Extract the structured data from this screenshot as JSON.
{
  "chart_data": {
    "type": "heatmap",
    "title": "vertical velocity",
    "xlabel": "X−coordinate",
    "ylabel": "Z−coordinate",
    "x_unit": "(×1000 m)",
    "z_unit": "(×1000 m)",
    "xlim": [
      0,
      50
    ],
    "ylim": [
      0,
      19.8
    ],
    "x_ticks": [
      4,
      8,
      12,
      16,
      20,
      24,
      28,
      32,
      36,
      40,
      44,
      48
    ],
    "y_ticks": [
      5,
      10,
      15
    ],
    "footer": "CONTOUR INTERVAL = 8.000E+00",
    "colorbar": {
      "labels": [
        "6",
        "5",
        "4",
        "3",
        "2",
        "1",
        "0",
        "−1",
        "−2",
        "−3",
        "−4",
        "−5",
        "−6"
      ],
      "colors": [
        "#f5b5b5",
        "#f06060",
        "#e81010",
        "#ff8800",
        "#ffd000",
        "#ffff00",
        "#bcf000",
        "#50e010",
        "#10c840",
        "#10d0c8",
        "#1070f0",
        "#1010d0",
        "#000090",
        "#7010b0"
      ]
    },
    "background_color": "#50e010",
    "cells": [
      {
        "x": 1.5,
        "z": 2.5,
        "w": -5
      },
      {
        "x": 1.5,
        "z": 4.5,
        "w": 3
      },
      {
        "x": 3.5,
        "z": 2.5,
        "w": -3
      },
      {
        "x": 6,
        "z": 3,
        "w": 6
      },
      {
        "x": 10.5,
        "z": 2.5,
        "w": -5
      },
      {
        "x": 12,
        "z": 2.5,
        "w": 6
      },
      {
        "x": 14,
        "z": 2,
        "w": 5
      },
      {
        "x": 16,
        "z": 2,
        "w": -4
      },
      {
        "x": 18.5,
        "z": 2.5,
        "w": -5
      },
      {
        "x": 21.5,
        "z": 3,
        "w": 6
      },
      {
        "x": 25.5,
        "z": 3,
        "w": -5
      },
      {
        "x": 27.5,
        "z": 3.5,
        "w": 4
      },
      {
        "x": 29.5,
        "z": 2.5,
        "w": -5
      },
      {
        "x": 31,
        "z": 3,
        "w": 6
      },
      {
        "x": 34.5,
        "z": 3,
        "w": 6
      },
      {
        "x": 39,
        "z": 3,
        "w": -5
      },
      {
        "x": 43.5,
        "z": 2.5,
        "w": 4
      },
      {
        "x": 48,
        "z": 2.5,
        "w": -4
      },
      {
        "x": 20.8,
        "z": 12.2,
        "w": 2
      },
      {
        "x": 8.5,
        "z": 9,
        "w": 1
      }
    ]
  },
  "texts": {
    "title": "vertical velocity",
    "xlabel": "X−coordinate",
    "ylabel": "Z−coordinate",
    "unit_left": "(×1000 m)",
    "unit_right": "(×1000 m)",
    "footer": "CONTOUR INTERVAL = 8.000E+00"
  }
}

» Exercise brief
Each line holding "CONTOUR" must be found and copied.

» Output below
    "footer": "CONTOUR INTERVAL = 8.000E+00",
    "footer": "CONTOUR INTERVAL = 8.000E+00"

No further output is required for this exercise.